> [AIM OF THE EXERCISE]: Among the lines below, how many carry the string "value"? Reply with a number and nothing else.

> [DATA EXTRACT]:
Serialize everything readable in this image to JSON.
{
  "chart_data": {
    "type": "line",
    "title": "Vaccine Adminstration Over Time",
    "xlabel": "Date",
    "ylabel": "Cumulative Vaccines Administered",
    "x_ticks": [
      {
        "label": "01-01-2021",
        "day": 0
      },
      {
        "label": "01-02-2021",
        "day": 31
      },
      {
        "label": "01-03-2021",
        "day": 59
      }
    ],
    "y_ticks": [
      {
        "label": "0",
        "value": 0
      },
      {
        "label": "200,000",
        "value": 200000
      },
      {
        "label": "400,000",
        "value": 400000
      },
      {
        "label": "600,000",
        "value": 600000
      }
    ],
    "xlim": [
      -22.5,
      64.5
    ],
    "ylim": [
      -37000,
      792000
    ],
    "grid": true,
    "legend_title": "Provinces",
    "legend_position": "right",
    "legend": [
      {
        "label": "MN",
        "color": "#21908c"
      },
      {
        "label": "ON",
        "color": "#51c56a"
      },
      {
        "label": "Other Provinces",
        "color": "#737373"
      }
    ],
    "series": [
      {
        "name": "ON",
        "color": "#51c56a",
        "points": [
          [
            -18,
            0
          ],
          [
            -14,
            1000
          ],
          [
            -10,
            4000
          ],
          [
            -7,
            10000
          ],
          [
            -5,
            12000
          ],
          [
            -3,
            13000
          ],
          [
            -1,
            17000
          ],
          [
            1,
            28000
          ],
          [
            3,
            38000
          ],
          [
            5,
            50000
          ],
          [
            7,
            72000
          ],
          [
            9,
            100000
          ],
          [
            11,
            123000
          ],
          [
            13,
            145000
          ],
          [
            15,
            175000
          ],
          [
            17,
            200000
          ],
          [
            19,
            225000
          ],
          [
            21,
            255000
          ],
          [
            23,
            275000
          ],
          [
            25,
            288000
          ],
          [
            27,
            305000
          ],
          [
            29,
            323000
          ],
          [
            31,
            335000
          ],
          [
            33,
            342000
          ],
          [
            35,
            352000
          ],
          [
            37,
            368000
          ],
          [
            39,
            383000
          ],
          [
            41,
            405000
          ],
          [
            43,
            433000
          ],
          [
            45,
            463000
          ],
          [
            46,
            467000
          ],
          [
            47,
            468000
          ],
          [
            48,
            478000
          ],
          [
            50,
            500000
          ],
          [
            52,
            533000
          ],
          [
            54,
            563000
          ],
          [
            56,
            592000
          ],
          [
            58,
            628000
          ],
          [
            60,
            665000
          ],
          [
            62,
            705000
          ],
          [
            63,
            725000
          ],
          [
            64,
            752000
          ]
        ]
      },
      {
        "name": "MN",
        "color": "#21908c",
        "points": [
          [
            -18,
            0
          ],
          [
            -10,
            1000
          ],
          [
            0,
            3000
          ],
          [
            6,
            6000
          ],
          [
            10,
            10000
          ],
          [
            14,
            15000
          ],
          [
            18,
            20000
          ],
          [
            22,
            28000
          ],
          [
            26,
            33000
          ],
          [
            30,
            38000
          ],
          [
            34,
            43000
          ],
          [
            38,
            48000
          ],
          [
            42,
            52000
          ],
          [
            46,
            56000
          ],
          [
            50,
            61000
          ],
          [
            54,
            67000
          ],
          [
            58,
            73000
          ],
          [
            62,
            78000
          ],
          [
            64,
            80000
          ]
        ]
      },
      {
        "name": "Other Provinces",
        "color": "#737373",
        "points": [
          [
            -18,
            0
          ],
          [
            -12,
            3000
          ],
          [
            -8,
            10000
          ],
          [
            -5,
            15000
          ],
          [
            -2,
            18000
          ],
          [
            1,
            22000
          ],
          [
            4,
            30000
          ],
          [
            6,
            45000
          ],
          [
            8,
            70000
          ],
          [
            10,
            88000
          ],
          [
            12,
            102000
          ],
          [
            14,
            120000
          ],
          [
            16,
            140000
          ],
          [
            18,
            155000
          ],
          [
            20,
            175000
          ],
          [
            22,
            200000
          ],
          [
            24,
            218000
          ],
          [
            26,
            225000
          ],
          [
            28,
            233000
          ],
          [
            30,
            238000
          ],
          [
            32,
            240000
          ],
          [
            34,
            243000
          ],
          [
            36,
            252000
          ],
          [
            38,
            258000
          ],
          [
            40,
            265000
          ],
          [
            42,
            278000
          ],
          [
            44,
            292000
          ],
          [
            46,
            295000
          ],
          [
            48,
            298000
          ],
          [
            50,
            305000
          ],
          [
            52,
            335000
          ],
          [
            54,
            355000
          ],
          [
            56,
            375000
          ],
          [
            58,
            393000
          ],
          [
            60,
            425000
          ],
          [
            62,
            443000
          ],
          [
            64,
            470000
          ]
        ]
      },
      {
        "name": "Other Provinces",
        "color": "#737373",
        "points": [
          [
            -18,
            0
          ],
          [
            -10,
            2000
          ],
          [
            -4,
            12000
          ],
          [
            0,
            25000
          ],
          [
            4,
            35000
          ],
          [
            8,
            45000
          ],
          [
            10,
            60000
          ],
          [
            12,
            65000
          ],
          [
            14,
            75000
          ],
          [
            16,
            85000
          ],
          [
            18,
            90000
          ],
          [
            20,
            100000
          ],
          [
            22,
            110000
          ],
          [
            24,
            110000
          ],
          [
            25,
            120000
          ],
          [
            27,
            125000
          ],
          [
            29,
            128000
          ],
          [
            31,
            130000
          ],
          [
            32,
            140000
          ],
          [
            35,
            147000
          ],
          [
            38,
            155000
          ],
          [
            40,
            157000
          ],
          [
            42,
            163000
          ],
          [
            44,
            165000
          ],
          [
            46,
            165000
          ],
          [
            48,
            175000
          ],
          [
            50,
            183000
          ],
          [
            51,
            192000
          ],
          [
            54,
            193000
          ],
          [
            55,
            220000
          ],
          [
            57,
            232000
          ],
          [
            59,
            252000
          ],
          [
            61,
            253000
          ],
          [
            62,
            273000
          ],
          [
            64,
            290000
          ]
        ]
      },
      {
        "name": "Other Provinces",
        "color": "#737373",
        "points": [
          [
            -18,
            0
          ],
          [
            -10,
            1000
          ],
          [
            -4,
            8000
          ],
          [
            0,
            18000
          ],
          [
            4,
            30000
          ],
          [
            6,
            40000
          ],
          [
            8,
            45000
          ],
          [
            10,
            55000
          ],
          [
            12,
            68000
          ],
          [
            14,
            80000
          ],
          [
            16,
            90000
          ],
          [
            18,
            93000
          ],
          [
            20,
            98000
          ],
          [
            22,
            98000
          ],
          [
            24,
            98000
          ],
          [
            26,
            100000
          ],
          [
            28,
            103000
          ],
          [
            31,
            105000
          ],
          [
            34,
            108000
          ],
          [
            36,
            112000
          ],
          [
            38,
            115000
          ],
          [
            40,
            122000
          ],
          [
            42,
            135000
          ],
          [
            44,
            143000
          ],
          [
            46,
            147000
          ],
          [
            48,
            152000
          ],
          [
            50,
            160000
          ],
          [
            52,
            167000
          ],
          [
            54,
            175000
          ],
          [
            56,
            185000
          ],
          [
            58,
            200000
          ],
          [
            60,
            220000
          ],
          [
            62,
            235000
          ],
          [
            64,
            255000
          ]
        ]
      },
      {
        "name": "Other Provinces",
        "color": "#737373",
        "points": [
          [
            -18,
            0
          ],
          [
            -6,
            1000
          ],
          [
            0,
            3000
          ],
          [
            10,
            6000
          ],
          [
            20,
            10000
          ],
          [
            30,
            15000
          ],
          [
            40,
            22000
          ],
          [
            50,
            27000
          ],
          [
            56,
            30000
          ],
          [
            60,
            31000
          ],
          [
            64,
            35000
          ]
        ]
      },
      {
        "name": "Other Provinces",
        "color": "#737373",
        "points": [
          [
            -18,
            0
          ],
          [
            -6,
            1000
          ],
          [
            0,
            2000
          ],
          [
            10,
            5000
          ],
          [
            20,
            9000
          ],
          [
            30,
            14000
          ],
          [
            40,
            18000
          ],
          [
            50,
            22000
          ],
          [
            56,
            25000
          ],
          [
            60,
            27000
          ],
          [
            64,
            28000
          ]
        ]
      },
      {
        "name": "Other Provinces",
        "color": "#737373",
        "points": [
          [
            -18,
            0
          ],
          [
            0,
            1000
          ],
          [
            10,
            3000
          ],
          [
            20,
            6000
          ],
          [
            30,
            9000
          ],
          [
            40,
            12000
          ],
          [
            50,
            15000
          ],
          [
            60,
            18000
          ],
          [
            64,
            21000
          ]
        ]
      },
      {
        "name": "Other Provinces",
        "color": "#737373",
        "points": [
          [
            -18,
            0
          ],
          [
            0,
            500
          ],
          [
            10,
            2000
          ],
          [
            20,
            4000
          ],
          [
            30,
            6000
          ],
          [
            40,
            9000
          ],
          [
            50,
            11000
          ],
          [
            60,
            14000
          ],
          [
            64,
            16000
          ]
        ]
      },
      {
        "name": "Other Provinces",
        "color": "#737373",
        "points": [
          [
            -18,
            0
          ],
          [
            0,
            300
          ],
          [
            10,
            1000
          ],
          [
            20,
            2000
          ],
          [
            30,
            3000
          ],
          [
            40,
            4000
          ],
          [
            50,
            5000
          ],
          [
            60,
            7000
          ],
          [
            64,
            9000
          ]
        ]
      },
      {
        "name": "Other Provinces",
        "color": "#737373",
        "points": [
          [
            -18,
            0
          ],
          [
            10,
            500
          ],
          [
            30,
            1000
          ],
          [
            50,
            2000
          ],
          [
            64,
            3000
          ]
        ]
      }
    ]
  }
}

> [RESULT OF THE TASK]: 4